Data supplied:
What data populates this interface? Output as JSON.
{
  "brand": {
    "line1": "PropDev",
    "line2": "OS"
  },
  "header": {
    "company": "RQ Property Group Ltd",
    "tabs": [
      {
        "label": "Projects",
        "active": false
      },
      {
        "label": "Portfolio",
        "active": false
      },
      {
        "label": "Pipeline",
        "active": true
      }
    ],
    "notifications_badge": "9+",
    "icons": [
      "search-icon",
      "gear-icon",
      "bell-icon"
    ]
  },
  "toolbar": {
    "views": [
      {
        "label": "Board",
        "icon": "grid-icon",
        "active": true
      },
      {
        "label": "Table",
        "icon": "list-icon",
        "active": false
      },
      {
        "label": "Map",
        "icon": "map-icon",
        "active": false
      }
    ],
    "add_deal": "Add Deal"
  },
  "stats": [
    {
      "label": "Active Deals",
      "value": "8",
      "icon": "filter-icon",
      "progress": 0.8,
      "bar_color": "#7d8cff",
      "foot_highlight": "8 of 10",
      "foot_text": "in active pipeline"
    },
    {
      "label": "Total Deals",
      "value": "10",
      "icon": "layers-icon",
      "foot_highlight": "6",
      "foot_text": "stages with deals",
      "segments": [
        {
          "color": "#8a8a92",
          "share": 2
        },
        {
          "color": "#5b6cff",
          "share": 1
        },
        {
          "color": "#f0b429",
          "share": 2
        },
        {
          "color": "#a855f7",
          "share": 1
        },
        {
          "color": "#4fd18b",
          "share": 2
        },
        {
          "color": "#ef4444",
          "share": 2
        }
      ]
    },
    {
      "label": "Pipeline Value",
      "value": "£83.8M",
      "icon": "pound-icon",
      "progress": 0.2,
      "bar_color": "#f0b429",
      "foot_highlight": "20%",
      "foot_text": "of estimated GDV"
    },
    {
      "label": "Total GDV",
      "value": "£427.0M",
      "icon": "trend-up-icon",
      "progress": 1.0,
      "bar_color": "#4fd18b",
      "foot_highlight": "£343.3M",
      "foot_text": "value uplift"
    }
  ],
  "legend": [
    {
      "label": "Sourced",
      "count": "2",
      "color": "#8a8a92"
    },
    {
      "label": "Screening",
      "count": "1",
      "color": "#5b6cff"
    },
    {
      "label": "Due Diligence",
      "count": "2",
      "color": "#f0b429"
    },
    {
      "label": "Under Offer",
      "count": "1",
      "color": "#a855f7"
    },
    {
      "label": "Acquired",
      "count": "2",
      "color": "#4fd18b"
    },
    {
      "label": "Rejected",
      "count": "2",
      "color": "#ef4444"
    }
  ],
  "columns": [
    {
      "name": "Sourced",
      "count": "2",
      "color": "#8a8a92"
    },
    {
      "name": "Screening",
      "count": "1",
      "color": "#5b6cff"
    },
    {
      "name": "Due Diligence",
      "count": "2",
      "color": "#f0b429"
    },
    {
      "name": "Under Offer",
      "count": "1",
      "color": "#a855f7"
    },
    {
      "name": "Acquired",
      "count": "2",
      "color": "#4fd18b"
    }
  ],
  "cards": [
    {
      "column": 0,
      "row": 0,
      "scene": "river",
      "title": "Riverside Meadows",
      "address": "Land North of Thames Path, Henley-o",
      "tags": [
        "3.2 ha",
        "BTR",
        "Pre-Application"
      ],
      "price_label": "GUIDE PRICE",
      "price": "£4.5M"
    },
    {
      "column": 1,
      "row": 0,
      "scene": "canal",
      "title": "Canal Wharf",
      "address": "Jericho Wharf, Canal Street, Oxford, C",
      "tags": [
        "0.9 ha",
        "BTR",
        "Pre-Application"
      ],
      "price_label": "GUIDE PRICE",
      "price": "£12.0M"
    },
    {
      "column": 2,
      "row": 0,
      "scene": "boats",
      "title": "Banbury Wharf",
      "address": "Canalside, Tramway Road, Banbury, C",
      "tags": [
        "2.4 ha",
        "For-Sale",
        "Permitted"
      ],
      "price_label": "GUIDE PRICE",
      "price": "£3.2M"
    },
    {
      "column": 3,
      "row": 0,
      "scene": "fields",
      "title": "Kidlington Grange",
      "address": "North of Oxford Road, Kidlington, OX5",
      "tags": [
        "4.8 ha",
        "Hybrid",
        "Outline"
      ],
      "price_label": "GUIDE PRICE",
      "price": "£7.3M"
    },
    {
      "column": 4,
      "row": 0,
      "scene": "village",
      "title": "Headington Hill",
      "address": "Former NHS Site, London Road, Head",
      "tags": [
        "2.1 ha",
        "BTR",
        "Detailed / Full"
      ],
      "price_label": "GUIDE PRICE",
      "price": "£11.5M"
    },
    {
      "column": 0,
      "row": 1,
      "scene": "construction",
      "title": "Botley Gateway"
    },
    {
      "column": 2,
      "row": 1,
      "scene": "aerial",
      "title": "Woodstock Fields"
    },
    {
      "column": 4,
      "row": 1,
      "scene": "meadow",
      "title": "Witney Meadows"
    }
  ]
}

What you will do:
Pick out all the lines with the word "North" in them and copy them.

Solution to this exercise:
      "address": "Land North of Thames Path, Henley-o",
      "address": "North of Oxford Road, Kidlington, OX5",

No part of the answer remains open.